- [Records for the task]:
•••••
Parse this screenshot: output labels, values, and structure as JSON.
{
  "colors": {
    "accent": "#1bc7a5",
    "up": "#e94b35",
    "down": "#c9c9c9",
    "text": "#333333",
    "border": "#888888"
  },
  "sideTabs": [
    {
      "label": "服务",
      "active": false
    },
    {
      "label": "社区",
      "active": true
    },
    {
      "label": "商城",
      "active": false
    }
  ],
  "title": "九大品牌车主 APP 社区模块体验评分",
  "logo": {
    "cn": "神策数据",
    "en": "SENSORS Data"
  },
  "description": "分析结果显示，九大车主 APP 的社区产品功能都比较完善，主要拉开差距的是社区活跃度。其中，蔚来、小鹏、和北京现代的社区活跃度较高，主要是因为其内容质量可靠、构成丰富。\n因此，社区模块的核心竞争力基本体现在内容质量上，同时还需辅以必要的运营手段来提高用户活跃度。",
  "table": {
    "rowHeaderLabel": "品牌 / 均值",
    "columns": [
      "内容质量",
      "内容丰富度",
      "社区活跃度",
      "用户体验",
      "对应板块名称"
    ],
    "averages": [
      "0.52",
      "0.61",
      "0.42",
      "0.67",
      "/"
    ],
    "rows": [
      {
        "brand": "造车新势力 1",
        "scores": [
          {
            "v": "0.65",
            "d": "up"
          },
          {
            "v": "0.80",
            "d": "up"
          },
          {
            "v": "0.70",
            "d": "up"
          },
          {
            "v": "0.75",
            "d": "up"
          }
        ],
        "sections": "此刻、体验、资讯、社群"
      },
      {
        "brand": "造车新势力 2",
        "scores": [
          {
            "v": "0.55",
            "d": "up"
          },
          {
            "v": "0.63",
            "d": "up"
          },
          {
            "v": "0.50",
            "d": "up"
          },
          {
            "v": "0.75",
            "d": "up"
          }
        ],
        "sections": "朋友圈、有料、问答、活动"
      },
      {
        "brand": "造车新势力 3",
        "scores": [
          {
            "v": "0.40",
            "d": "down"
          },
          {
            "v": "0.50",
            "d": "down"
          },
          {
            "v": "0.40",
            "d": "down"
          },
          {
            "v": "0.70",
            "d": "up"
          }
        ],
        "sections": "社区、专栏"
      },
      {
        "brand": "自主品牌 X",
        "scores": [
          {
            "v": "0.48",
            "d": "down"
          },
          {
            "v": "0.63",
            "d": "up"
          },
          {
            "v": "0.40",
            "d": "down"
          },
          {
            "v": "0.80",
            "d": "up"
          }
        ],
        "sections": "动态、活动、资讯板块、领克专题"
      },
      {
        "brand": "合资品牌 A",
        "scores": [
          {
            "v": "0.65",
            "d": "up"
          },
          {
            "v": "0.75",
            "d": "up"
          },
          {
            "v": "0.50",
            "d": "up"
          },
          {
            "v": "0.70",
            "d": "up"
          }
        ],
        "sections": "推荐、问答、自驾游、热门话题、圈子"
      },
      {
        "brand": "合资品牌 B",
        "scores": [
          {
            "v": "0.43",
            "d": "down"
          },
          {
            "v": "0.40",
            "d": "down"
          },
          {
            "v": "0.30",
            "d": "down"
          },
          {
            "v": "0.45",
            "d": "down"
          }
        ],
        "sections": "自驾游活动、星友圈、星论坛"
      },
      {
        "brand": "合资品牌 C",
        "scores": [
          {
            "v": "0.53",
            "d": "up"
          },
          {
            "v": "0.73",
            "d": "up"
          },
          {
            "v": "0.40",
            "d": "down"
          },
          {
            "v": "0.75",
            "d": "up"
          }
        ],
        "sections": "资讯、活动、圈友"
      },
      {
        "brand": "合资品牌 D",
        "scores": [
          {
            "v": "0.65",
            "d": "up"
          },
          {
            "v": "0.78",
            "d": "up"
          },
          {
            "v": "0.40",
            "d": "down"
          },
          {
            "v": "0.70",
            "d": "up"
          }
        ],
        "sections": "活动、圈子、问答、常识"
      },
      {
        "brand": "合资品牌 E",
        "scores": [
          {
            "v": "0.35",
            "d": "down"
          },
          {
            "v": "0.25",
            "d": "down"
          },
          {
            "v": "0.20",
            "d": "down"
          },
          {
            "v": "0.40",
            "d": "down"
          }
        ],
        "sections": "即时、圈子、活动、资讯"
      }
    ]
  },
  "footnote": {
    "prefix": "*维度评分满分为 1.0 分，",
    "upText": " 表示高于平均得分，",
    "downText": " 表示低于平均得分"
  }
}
•••••
- [What the task requires]: Each record must be returned exactly as it is written.

- [Response to this exercise]:
Parse this screenshot: output labels, values, and structure as JSON.
{
  "colors": {
    "accent": "#1bc7a5",
    "up": "#e94b35",
    "down": "#c9c9c9",
    "text": "#333333",
    "border": "#888888"
  },
  "sideTabs": [
    {
      "label": "服务",
      "active": false
    },
    {
      "label": "社区",
      "active": true
    },
    {
      "label": "商城",
      "active": false
    }
  ],
  "title": "九大品牌车主 APP 社区模块体验评分",
  "logo": {
    "cn": "神策数据",
    "en": "SENSORS Data"
  },
  "description": "分析结果显示，九大车主 APP 的社区产品功能都比较完善，主要拉开差距的是社区活跃度。其中，蔚来、小鹏、和北京现代的社区活跃度较高，主要是因为其内容质量可靠、构成丰富。\n因此，社区模块的核心竞争力基本体现在内容质量上，同时还需辅以必要的运营手段来提高用户活跃度。",
  "table": {
    "rowHeaderLabel": "品牌 / 均值",
    "columns": [
      "内容质量",
      "内容丰富度",
      "社区活跃度",
      "用户体验",
      "对应板块名称"
    ],
    "averages": [
      "0.52",
      "0.61",
      "0.42",
      "0.67",
      "/"
    ],
    "rows": [
      {
        "brand": "造车新势力 1",
        "scores": [
          {
            "v": "0.65",
            "d": "up"
          },
          {
            "v": "0.80",
            "d": "up"
          },
          {
            "v": "0.70",
            "d": "up"
          },
          {
            "v": "0.75",
            "d": "up"
          }
        ],
        "sections": "此刻、体验、资讯、社群"
      },
      {
        "brand": "造车新势力 2",
        "scores": [
          {
            "v": "0.55",
            "d": "up"
          },
          {
            "v": "0.63",
            "d": "up"
          },
          {
            "v": "0.50",
            "d": "up"
          },
          {
            "v": "0.75",
            "d": "up"
          }
        ],
        "sections": "朋友圈、有料、问答、活动"
      },
      {
        "brand": "造车新势力 3",
        "scores": [
          {
            "v": "0.40",
            "d": "down"
          },
          {
            "v": "0.50",
            "d": "down"
          },
          {
            "v": "0.40",
            "d": "down"
          },
          {
            "v": "0.70",
            "d": "up"
          }
        ],
        "sections": "社区、专栏"
      },
      {
        "brand": "自主品牌 X",
        "scores": [
          {
            "v": "0.48",
            "d": "down"
          },
          {
            "v": "0.63",
            "d": "up"
          },
          {
            "v": "0.40",
            "d": "down"
          },
          {
            "v": "0.80",
            "d": "up"
          }
        ],
        "sections": "动态、活动、资讯板块、领克专题"
      },
      {
        "brand": "合资品牌 A",
        "scores": [
          {
            "v": "0.65",
            "d": "up"
          },
          {
            "v": "0.75",
            "d": "up"
          },
          {
            "v": "0.50",
            "d": "up"
          },
          {
            "v": "0.70",
            "d": "up"
          }
        ],
        "sections": "推荐、问答、自驾游、热门话题、圈子"
      },
      {
        "brand": "合资品牌 B",
        "scores": [
          {
            "v": "0.43",
            "d": "down"
          },
          {
            "v": "0.40",
            "d": "down"
          },
          {
            "v": "0.30",
            "d": "down"
          },
          {
            "v": "0.45",
            "d": "down"
          }
        ],
        "sections": "自驾游活动、星友圈、星论坛"
      },
      {
        "brand": "合资品牌 C",
        "scores": [
          {
            "v": "0.53",
            "d": "up"
          },
          {
            "v": "0.73",
            "d": "up"
          },
          {
            "v": "0.40",
            "d": "down"
          },
          {
            "v": "0.75",
            "d": "up"
          }
        ],
        "sections": "资讯、活动、圈友"
      },
      {
        "brand": "合资品牌 D",
        "scores": [
          {
            "v": "0.65",
            "d": "up"
          },
          {
            "v": "0.78",
            "d": "up"
          },
          {
            "v": "0.40",
            "d": "down"
          },
          {
            "v": "0.70",
            "d": "up"
          }
        ],
        "sections": "活动、圈子、问答、常识"
      },
      {
        "brand": "合资品牌 E",
        "scores": [
          {
            "v": "0.35",
            "d": "down"
          },
          {
            "v": "0.25",
            "d": "down"
          },
          {
            "v": "0.20",
            "d": "down"
          },
          {
            "v": "0.40",
            "d": "down"
          }
        ],
        "sections": "即时、圈子、活动、资讯"
      }
    ]
  },
  "footnote": {
    "prefix": "*维度评分满分为 1.0 分，",
    "upText": " 表示高于平均得分，",
    "downText": " 表示低于平均得分"
  }
}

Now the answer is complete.